→ **Instruções**:
1) Indique se cada afirmação concorda com o bloco de texto, respondendo sim ou não e citando literalmente as palavras do texto que decidem a questão.
(a) O texto recomenda mexer os olhos de um lado para o outro sem parar.
(b) A visão frontal deve abarcar pelo menos a área entre as 10 e as 14 horas.
(c) Os olhos são o que fornece ao cérebro a maior quantidade de informação.
2) Responda às perguntas abaixo a partir do bloco de texto.
(a) Com quem o texto pede ao leitor que se imagine no início?
(b) Qual é a forma correta de cobrir a área da visão frontal?
(c) Em que se deu a batida de raspão relatada no final?
3) Resuma o bloco de texto em duas frases.

→ **Bloco de texto**:
Pensem em vocês como se
fossem o Schwarzenegger no “Exterminador”ou em
qualquer outro droide desses que o cinema
popularizou. Os sentidos, principalmente a
visão, funcionam num sistema ininterrupto de
scan, varrendo constantemente todo o
horizonte. Todo o nosso ângulo de visão, de
ponta a ponta, ao serviço da recolha da
informação que o cérebro vai processar. Ora para
atingir um nível aturado de observação, não é
demais frisá-lo, é necessária uma concentração
optimizada. O crime da distracção deve ser
deixado para os outros, já que a pena pode ser
pesada.
É claro que não quero dizer que
devamos estar a mexer os olhos de um lado para o
outro como uns tolos. A imagem a que recorri tem
apenas por finalidade acentuar o nível de
atenção e percepção aliados à visão. Ver para
interpretar e, consequentemente, perceber.
Para onde
devemos, então, olhar e, talvez mais importante,
como devemos olhar? Boa parte da nossa atenção,
como é natural, vai para o que temos
imediatamente na nossa frente. Porém, não
podemos deixar a vista repousar apenas nessa
pequena área entre as 11 e as 13 horas ( se nos
imaginarmos no epicentro do mostrador do relógio
). A nossa visão frontal abarcará pelo menos a
área entre as 10 e as 14 horas. E a forma
correcta de cobrir essa área será em curtos,
rápidos e constantes movimentos dos olhos (tipo
bate e foge). Tal como não damos descanso ao
cérebro não damos descanso aos olhos, até porque
são estes que maior quantidade de informação
fornecem aquele. Não deixando o nosso olhar
pousar numa única direcção asseguramos também o
correcto nível de concentração, o que nos
permitirá, com a informação constantemente
recolhida, tratá-la, através do raciocínio. Ao
mesmo tempo evitamos os perigos da fixação. “Nós
vamos para onde olhamos” é uma máxima que se
aplica com especial acuidade à condução
motociclistica. Não me esqueço nunca de ter
batido de raspão numa esquina do lancil de um
passeio, à entrada de uma estação de serviço,
porque não consegui deixar de olhar para ela.

→ **Bloco de dados**:
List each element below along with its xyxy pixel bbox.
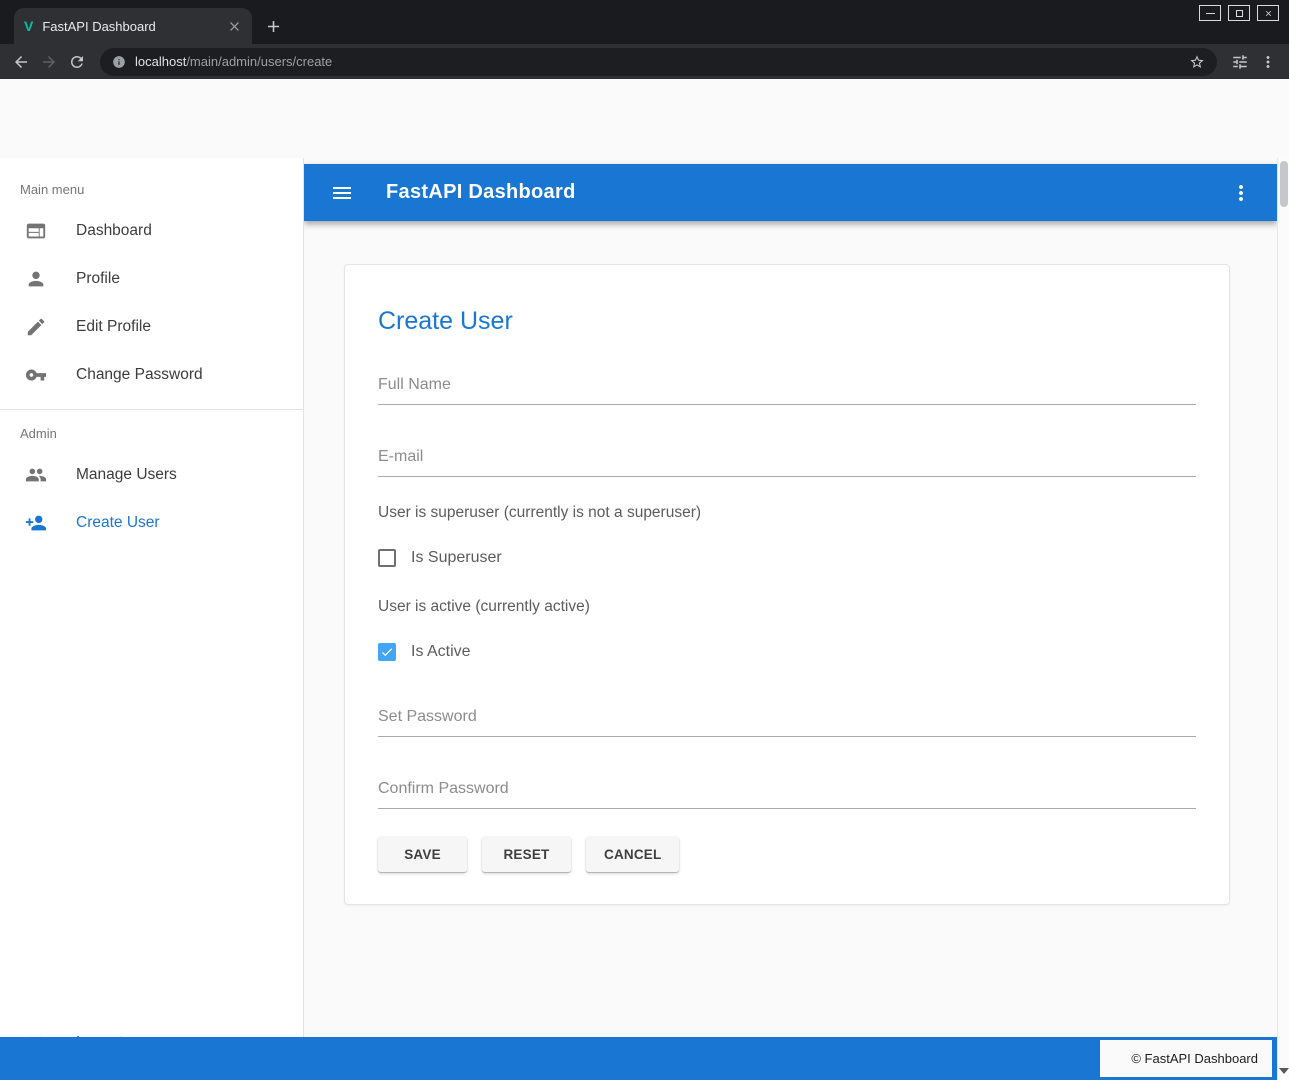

→ **Respostas**:
1)
(a) Não: "não quero dizer que devamos estar a mexer os olhos de um lado para o outro como uns tolos"
(b) Sim: "A nossa visão frontal abarcará pelo menos a área entre as 10 e as 14 horas"
(c) Sim: "são estes que maior quantidade de informação fornecem aquele"

2)
(a) Com o Schwarzenegger no "Exterminador" ou qualquer outro droide popularizado pelo cinema.
(b) Com movimentos dos olhos curtos, rápidos e constantes, do tipo bate e foge.
(c) Numa esquina do lancil de um passeio, à entrada de uma estação de serviço.

3) Os sentidos, sobretudo a visão, devem varrer constantemente o horizonte com uma concentração otimizada, cobrindo pelo menos a área entre as 10 e as 14 horas com movimentos dos olhos curtos, rápidos e constantes. Não deixar o olhar pousar numa única direção mantém a concentração e evita os perigos da fixação, porque "nós vamos para onde olhamos", máxima que se aplica com especial acuidade à condução de motociclos.